◆ AIM OF THE TASK: Look for the string "name" in the lines and copy each line that has it.

◆ RECORDS FOR THE EXERCISE:
..........
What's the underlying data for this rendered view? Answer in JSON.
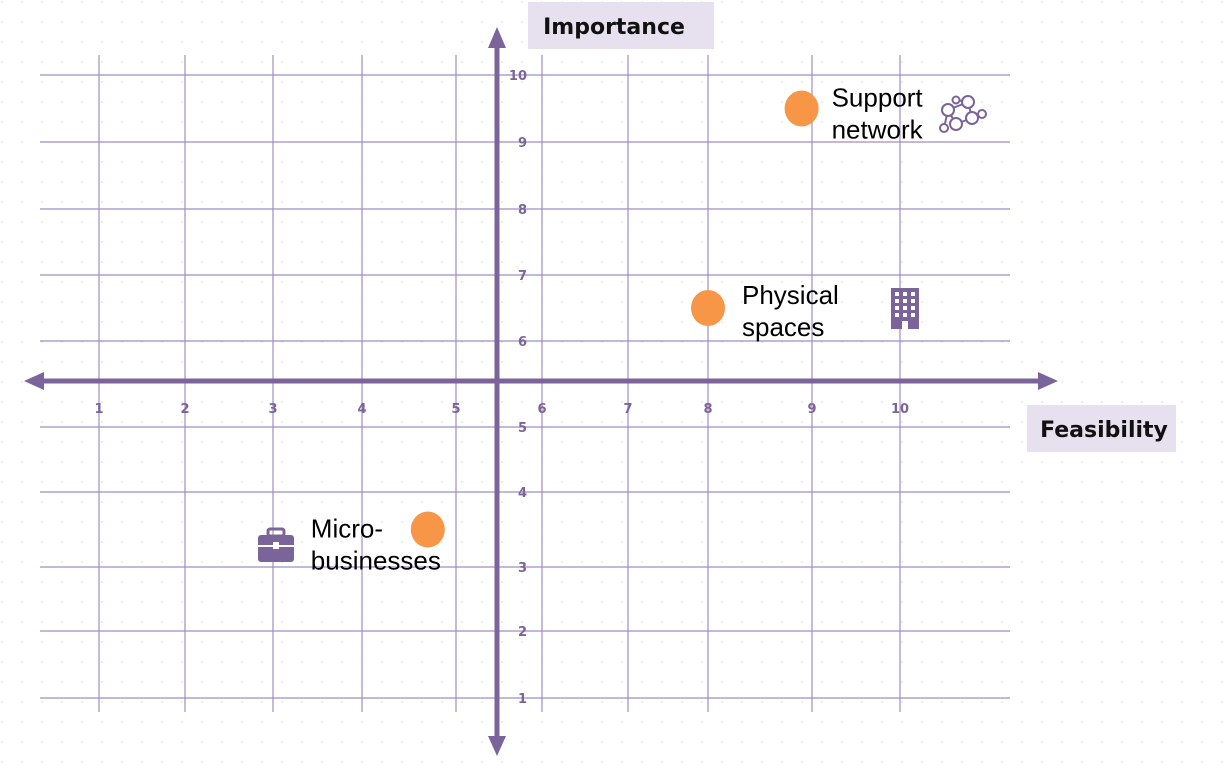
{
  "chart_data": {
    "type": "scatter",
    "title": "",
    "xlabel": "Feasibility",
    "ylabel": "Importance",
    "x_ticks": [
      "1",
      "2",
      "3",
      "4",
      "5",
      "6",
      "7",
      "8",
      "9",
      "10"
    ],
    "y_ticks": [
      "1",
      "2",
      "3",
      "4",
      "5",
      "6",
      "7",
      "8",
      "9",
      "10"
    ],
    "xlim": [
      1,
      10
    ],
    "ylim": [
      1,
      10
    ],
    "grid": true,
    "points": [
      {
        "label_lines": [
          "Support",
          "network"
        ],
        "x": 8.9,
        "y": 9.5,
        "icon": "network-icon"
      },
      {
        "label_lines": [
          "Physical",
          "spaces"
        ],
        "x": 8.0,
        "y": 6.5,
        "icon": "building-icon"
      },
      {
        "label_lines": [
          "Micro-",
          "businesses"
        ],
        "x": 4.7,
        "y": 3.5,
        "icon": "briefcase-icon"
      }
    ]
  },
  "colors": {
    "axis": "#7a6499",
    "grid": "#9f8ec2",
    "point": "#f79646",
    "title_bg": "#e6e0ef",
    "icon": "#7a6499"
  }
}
..........
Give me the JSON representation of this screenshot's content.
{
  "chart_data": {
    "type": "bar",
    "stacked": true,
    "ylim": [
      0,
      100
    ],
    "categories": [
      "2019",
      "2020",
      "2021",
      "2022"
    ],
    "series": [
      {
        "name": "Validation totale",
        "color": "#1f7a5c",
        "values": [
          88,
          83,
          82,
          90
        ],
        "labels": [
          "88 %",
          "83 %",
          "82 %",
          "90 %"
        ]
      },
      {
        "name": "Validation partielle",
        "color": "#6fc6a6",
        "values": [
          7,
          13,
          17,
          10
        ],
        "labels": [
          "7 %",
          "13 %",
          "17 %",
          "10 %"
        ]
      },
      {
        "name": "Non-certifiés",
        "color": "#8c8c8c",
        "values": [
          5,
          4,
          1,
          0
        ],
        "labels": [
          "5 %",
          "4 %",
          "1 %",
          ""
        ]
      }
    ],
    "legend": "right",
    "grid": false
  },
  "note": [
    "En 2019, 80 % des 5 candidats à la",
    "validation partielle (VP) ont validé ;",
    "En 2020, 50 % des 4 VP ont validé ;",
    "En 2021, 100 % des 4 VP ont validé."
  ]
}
..........
◆ SOLUTION:
        "name": "Validation totale",
        "name": "Validation partielle",
        "name": "Non-certifiés",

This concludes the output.